## EXERCISE REQUIREMENTS
Render every line of the entries below as a JSON list of strings, with one string per line and blank lines omitted.

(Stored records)
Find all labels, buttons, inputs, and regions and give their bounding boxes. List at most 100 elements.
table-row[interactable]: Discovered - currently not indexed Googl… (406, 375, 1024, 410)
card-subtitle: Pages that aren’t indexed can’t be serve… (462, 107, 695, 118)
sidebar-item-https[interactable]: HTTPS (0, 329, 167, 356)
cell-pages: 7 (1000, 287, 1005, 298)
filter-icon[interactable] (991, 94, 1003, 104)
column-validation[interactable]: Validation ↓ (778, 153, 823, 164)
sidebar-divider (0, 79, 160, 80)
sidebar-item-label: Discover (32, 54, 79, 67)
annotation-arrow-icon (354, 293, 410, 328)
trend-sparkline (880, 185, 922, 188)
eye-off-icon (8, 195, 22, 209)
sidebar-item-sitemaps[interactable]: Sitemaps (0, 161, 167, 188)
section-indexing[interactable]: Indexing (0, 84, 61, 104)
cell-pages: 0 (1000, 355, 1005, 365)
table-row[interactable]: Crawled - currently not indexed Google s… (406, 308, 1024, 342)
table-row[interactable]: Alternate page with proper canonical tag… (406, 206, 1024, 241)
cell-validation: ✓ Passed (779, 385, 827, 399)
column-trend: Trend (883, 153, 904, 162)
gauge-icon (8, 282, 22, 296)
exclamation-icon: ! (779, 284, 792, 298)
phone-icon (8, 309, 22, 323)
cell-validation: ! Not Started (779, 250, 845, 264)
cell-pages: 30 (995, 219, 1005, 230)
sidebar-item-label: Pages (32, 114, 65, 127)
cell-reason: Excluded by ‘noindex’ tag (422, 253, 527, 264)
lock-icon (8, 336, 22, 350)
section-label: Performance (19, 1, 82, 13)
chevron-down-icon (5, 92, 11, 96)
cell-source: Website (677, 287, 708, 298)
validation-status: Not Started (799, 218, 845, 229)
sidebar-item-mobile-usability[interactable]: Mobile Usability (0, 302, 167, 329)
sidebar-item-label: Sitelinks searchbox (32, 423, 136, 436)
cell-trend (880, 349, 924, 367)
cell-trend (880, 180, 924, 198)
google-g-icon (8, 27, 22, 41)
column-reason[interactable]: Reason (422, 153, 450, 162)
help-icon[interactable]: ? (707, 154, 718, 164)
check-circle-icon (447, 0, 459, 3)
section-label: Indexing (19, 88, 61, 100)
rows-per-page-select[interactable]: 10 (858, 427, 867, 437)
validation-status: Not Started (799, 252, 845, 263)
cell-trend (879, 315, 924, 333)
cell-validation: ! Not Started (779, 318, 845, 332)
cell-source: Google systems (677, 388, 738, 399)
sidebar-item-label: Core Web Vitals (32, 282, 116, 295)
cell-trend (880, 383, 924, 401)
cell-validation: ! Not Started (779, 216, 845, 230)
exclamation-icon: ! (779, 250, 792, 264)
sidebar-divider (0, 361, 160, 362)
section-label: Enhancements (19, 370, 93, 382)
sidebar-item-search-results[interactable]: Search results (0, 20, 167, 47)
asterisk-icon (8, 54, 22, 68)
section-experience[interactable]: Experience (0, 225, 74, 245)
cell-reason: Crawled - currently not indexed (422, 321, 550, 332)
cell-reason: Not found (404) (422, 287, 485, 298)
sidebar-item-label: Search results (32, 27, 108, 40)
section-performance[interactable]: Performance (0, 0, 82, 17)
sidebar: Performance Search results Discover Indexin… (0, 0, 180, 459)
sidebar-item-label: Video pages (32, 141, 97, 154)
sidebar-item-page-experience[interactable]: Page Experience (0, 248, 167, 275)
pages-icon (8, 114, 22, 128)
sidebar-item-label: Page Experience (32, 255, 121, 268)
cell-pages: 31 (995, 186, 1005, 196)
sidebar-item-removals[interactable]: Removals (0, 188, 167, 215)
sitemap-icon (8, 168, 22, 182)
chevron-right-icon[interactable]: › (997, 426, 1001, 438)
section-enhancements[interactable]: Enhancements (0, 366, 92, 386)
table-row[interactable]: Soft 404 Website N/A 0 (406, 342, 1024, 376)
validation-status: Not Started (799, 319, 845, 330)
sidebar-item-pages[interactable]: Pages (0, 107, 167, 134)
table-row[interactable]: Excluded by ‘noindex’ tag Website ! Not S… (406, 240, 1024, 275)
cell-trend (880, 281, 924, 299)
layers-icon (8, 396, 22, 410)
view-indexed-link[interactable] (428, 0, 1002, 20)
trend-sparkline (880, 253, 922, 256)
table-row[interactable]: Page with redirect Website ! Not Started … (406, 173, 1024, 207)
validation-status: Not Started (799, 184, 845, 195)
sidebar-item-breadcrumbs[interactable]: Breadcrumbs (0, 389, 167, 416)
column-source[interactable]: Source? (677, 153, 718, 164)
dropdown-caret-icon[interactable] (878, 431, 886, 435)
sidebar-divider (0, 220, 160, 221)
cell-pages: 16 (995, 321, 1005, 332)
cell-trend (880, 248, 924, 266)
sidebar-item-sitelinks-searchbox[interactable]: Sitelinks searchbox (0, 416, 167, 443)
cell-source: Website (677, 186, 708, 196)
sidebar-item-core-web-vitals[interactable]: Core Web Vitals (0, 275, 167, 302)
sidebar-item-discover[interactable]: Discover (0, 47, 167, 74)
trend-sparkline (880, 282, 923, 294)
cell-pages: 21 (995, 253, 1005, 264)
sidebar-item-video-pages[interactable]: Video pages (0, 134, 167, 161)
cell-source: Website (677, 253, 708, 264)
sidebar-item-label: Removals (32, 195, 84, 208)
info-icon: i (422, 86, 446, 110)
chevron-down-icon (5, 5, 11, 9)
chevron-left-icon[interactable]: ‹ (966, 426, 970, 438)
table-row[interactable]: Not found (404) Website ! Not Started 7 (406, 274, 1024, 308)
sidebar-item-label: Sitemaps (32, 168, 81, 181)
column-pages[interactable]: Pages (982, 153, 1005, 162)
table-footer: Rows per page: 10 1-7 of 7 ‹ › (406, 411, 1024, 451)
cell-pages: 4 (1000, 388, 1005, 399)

## EXERCISE OUTPUT
[
  "Find all labels, buttons, inputs, and regions and give their bounding boxes. List at most 100 elements.",
  "table-row[interactable]: Discovered - currently not indexed Googl… (406, 375, 1024, 410)",
  "card-subtitle: Pages that aren’t indexed can’t be serve… (462, 107, 695, 118)",
  "sidebar-item-https[interactable]: HTTPS (0, 329, 167, 356)",
  "cell-pages: 7 (1000, 287, 1005, 298)",
  "filter-icon[interactable] (991, 94, 1003, 104)",
  "column-validation[interactable]: Validation ↓ (778, 153, 823, 164)",
  "sidebar-divider (0, 79, 160, 80)",
  "sidebar-item-label: Discover (32, 54, 79, 67)",
  "annotation-arrow-icon (354, 293, 410, 328)",
  "trend-sparkline (880, 185, 922, 188)",
  "eye-off-icon (8, 195, 22, 209)",
  "sidebar-item-sitemaps[interactable]: Sitemaps (0, 161, 167, 188)",
  "section-indexing[interactable]: Indexing (0, 84, 61, 104)",
  "cell-pages: 0 (1000, 355, 1005, 365)",
  "table-row[interactable]: Crawled - currently not indexed Google s… (406, 308, 1024, 342)",
  "table-row[interactable]: Alternate page with proper canonical tag… (406, 206, 1024, 241)",
  "cell-validation: ✓ Passed (779, 385, 827, 399)",
  "column-trend: Trend (883, 153, 904, 162)",
  "gauge-icon (8, 282, 22, 296)",
  "exclamation-icon: ! (779, 284, 792, 298)",
  "phone-icon (8, 309, 22, 323)",
  "cell-validation: ! Not Started (779, 250, 845, 264)",
  "cell-pages: 30 (995, 219, 1005, 230)",
  "sidebar-item-label: Pages (32, 114, 65, 127)",
  "cell-reason: Excluded by ‘noindex’ tag (422, 253, 527, 264)",
  "lock-icon (8, 336, 22, 350)",
  "section-label: Performance (19, 1, 82, 13)",
  "chevron-down-icon (5, 92, 11, 96)",
  "cell-source: Website (677, 287, 708, 298)",
  "validation-status: Not Started (799, 218, 845, 229)",
  "sidebar-item-mobile-usability[interactable]: Mobile Usability (0, 302, 167, 329)",
  "sidebar-item-label: Sitelinks searchbox (32, 423, 136, 436)",
  "cell-trend (880, 349, 924, 367)",
  "cell-trend (880, 180, 924, 198)",
  "google-g-icon (8, 27, 22, 41)",
  "column-reason[interactable]: Reason (422, 153, 450, 162)",
  "help-icon[interactable]: ? (707, 154, 718, 164)",
  "check-circle-icon (447, 0, 459, 3)",
  "section-label: Indexing (19, 88, 61, 100)",
  "rows-per-page-select[interactable]: 10 (858, 427, 867, 437)",
  "validation-status: Not Started (799, 252, 845, 263)",
  "cell-trend (879, 315, 924, 333)",
  "cell-validation: ! Not Started (779, 318, 845, 332)",
  "cell-source: Google systems (677, 388, 738, 399)",
  "sidebar-item-label: Core Web Vitals (32, 282, 116, 295)",
  "cell-trend (880, 383, 924, 401)",
  "cell-validation: ! Not Started (779, 216, 845, 230)",
  "exclamation-icon: ! (779, 250, 792, 264)",
  "sidebar-divider (0, 361, 160, 362)",
  "section-label: Enhancements (19, 370, 93, 382)",
  "sidebar-item-search-results[interactable]: Search results (0, 20, 167, 47)",
  "asterisk-icon (8, 54, 22, 68)",
  "section-experience[interactable]: Experience (0, 225, 74, 245)",
  "cell-reason: Crawled - currently not indexed (422, 321, 550, 332)",
  "cell-reason: Not found (404) (422, 287, 485, 298)",
  "sidebar-item-label: Search results (32, 27, 108, 40)",
  "section-performance[interactable]: Performance (0, 0, 82, 17)",
  "sidebar: Performance Search results Discover Indexin… (0, 0, 180, 459)",
  "sidebar-item-label: Video pages (32, 141, 97, 154)",
  "sidebar-item-page-experience[interactable]: Page Experience (0, 248, 167, 275)",
  "pages-icon (8, 114, 22, 128)",
  "sidebar-item-label: Page Experience (32, 255, 121, 268)",
  "cell-pages: 31 (995, 186, 1005, 196)",
  "sidebar-item-removals[interactable]: Removals (0, 188, 167, 215)",
  "sitemap-icon (8, 168, 22, 182)",
  "chevron-right-icon[interactable]: › (997, 426, 1001, 438)",
  "section-enhancements[interactable]: Enhancements (0, 366, 92, 386)",
  "table-row[interactable]: Soft 404 Website N/A 0 (406, 342, 1024, 376)",
  "validation-status: Not Started (799, 319, 845, 330)",
  "sidebar-item-pages[interactable]: Pages (0, 107, 167, 134)",
  "table-row[interactable]: Excluded by ‘noindex’ tag Website ! Not S… (406, 240, 1024, 275)",
  "cell-trend (880, 281, 924, 299)",
  "layers-icon (8, 396, 22, 410)",
  "view-indexed-link[interactable] (428, 0, 1002, 20)",
  "trend-sparkline (880, 253, 922, 256)",
  "table-row[interactable]: Page with redirect Website ! Not Started … (406, 173, 1024, 207)",
  "validation-status: Not Started (799, 184, 845, 195)",
  "sidebar-item-breadcrumbs[interactable]: Breadcrumbs (0, 389, 167, 416)",
  "column-source[interactable]: Source? (677, 153, 718, 164)",
  "dropdown-caret-icon[interactable] (878, 431, 886, 435)",
  "sidebar-divider (0, 220, 160, 221)",
  "cell-pages: 16 (995, 321, 1005, 332)",
  "cell-trend (880, 248, 924, 266)",
  "sidebar-item-sitelinks-searchbox[interactable]: Sitelinks searchbox (0, 416, 167, 443)",
  "cell-source: Website (677, 186, 708, 196)",
  "sidebar-item-core-web-vitals[interactable]: Core Web Vitals (0, 275, 167, 302)",
  "sidebar-item-discover[interactable]: Discover (0, 47, 167, 74)",
  "trend-sparkline (880, 282, 923, 294)",
  "cell-pages: 21 (995, 253, 1005, 264)",
  "sidebar-item-video-pages[interactable]: Video pages (0, 134, 167, 161)",
  "cell-source: Website (677, 253, 708, 264)",
  "sidebar-item-label: Removals (32, 195, 84, 208)",
  "info-icon: i (422, 86, 446, 110)",
  "chevron-down-icon (5, 5, 11, 9)",
  "chevron-left-icon[interactable]: ‹ (966, 426, 970, 438)",
  "table-row[interactable]: Not found (404) Website ! Not Started 7 (406, 274, 1024, 308)",
  "sidebar-item-label: Sitemaps (32, 168, 81, 181)",
  "column-pages[interactable]: Pages (982, 153, 1005, 162)",
  "table-footer: Rows per page: 10 1-7 of 7 ‹ › (406, 411, 1024, 451)",
  "cell-pages: 4 (1000, 388, 1005, 399)"
]